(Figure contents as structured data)
###

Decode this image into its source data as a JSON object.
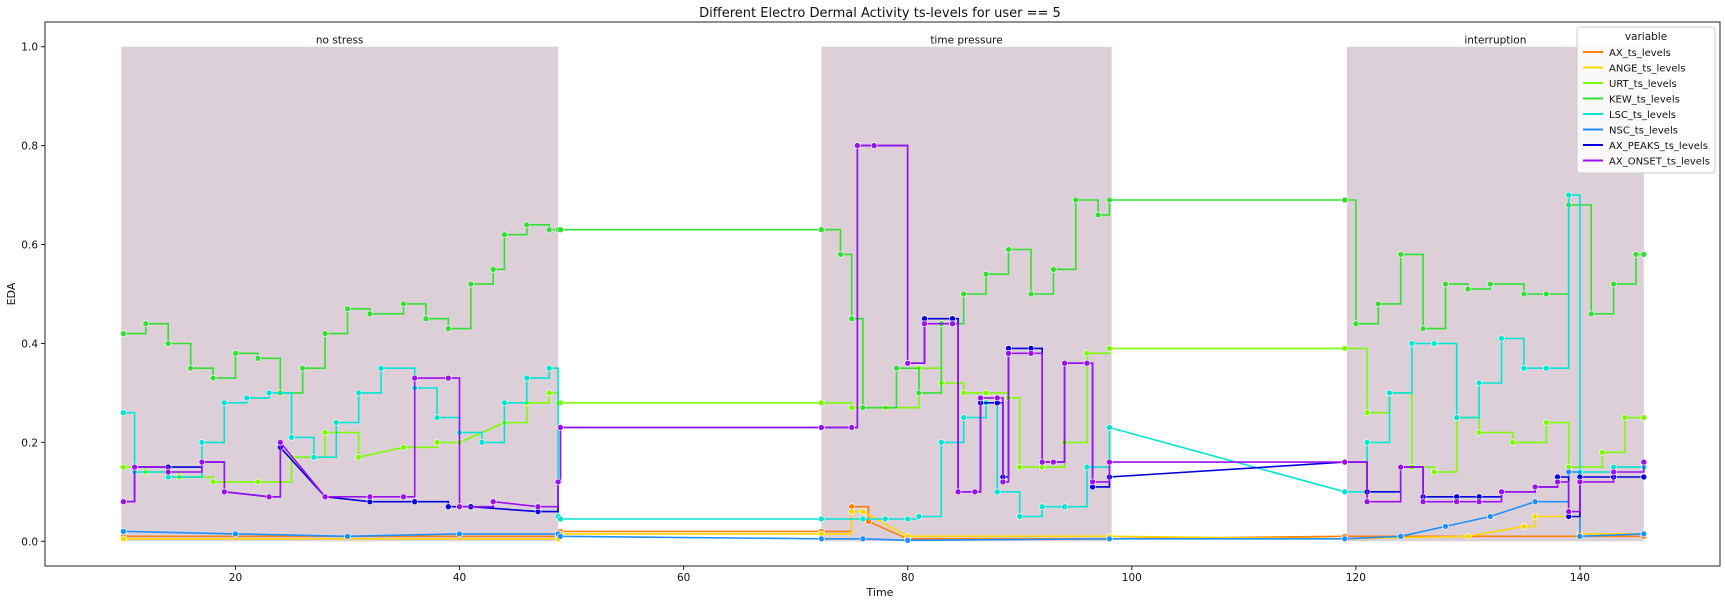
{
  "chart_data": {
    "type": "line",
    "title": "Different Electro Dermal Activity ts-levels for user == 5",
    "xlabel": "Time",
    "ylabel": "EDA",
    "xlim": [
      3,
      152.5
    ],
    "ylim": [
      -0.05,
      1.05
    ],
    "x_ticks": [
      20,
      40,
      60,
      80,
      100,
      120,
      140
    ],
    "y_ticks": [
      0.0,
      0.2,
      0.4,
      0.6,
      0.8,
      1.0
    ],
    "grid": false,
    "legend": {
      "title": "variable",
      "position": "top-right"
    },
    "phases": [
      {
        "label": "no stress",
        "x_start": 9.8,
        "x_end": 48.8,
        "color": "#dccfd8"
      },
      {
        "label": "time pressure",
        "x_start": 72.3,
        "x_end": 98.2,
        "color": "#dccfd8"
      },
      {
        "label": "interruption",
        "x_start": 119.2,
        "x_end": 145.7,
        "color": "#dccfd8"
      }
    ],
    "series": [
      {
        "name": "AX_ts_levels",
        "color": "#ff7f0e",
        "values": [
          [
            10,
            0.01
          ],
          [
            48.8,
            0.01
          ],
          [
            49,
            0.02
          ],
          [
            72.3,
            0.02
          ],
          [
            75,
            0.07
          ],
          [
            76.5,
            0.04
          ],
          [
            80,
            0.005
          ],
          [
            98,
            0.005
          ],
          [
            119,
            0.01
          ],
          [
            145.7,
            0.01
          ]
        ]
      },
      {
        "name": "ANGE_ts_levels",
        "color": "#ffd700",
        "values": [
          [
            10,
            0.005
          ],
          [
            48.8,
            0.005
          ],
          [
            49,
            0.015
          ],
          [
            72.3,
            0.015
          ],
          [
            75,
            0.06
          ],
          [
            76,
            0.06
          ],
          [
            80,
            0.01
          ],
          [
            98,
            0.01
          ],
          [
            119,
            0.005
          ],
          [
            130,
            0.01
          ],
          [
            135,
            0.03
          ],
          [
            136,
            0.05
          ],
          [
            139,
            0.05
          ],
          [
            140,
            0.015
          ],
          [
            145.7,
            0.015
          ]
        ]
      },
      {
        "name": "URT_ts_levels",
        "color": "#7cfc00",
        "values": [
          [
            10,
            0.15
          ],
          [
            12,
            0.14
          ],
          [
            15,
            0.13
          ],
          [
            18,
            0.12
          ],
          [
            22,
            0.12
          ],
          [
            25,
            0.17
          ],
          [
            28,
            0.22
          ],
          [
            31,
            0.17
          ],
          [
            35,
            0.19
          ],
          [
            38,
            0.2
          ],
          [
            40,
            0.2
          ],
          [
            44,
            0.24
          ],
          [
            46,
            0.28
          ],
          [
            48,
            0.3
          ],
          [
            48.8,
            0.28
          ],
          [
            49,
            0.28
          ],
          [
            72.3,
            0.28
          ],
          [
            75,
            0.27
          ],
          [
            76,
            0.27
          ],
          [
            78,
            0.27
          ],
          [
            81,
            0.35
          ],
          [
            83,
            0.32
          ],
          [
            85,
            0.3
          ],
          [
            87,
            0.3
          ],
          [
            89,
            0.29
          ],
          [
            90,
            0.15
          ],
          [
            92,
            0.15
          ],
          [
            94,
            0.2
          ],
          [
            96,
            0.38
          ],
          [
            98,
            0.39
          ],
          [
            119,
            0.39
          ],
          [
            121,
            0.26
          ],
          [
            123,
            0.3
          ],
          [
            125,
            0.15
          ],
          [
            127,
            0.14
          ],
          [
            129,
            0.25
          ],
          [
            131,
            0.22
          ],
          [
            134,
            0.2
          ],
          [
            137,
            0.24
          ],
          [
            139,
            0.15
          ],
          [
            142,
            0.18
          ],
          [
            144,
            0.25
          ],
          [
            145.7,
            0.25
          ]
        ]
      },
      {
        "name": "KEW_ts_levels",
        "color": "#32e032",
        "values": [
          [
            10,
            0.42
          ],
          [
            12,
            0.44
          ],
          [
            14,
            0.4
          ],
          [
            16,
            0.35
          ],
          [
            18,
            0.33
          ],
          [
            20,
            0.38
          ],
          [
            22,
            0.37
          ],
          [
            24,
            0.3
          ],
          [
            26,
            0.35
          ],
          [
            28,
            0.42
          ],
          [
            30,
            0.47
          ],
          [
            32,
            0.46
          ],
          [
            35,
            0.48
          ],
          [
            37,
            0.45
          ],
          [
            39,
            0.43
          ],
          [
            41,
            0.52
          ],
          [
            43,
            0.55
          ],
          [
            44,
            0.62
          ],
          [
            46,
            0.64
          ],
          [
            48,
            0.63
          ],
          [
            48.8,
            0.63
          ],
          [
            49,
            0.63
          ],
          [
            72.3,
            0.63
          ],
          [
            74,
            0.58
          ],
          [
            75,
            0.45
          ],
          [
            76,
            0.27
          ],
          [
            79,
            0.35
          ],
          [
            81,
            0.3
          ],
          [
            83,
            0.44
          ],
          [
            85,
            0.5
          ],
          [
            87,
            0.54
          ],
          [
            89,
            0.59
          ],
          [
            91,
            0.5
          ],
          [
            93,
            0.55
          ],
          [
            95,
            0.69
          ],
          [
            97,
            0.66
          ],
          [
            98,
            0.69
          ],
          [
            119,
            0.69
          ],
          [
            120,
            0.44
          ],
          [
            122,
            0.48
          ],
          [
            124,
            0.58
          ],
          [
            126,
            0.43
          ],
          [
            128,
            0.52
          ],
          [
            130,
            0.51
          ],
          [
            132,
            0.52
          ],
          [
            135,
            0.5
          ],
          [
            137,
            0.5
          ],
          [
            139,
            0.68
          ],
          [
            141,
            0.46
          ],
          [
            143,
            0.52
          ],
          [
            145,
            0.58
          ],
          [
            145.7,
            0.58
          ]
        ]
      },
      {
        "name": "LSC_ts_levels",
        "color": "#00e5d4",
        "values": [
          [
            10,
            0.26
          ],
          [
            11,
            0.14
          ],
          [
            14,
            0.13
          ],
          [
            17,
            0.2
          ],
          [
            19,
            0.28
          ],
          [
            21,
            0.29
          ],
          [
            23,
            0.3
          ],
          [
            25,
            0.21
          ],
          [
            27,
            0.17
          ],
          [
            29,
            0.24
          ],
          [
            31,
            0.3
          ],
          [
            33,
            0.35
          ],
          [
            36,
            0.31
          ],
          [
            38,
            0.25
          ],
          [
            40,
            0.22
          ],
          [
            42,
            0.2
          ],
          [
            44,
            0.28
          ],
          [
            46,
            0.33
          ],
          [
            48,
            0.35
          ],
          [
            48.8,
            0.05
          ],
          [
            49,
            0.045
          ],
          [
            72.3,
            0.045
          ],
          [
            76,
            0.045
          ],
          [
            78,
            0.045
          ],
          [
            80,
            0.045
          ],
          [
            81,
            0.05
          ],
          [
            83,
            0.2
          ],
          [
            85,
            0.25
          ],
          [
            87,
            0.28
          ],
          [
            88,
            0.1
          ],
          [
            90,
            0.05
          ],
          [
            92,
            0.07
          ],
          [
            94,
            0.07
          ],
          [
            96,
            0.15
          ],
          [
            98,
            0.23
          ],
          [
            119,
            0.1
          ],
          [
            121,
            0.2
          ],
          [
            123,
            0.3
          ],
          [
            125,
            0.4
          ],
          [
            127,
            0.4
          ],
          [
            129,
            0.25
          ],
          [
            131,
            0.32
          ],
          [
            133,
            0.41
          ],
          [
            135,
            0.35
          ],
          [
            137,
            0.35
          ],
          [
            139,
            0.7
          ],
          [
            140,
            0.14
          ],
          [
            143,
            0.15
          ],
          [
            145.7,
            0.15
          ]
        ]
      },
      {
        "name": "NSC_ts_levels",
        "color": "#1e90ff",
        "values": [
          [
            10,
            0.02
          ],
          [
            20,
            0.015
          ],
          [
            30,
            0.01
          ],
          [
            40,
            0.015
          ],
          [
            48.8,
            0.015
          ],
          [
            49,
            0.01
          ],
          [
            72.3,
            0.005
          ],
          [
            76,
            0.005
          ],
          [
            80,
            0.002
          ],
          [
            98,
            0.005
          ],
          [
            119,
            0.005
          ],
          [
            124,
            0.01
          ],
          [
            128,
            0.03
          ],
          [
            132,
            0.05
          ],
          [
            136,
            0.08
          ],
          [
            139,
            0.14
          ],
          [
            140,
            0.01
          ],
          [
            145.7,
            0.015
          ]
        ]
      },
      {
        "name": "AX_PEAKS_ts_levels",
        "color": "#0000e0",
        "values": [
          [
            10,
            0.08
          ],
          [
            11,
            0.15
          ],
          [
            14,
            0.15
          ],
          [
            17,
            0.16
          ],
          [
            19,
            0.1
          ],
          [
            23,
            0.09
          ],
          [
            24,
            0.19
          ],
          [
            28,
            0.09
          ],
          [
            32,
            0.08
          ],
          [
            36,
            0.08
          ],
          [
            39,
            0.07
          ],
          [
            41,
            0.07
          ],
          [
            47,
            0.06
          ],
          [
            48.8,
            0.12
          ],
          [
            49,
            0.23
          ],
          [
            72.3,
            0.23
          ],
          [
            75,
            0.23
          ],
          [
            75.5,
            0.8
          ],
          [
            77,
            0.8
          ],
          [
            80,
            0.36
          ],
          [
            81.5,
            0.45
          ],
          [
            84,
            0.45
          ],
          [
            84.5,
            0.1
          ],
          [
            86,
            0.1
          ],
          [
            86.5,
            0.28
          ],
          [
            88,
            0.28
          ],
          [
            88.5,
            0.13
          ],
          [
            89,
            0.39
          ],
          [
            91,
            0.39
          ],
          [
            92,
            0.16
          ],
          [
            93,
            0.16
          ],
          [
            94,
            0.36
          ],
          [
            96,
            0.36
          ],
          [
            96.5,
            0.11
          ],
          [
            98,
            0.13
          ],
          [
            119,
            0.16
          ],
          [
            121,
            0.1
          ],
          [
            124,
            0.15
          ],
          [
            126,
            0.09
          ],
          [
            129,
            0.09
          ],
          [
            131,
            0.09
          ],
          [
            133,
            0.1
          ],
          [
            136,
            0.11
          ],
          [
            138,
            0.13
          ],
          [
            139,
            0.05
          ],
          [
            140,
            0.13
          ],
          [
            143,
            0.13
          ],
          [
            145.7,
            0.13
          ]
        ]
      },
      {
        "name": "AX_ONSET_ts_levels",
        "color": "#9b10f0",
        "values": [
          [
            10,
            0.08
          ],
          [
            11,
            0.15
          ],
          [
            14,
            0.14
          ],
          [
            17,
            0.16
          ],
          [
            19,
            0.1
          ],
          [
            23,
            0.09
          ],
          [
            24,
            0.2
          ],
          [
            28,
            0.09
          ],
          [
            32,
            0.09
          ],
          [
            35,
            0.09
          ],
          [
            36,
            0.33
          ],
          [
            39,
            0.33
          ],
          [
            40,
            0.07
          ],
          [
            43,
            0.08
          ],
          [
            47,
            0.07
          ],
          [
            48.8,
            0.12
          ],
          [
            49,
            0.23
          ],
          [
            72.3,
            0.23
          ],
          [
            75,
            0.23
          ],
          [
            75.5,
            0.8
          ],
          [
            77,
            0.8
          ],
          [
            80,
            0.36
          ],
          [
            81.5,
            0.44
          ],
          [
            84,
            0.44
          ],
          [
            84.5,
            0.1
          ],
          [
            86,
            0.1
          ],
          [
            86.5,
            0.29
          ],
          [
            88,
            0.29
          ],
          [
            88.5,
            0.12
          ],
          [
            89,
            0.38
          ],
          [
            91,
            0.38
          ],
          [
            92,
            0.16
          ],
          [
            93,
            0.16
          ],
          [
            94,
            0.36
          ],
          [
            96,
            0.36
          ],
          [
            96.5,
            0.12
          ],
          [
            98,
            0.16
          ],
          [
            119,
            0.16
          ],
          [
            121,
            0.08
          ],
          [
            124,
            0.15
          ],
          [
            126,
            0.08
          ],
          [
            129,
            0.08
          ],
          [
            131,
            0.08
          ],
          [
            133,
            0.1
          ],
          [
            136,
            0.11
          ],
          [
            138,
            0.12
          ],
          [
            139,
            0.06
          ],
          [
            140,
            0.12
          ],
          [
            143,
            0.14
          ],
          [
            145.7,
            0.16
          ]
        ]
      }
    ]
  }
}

###

**WHAT YOU NEED TO DO:**
List every line above that contains the word "name".

**ANSWER IN FULL:**
        "name": "AX_ts_levels",
        "name": "ANGE_ts_levels",
        "name": "URT_ts_levels",
        "name": "KEW_ts_levels",
        "name": "LSC_ts_levels",
        "name": "NSC_ts_levels",
        "name": "AX_PEAKS_ts_levels",
        "name": "AX_ONSET_ts_levels",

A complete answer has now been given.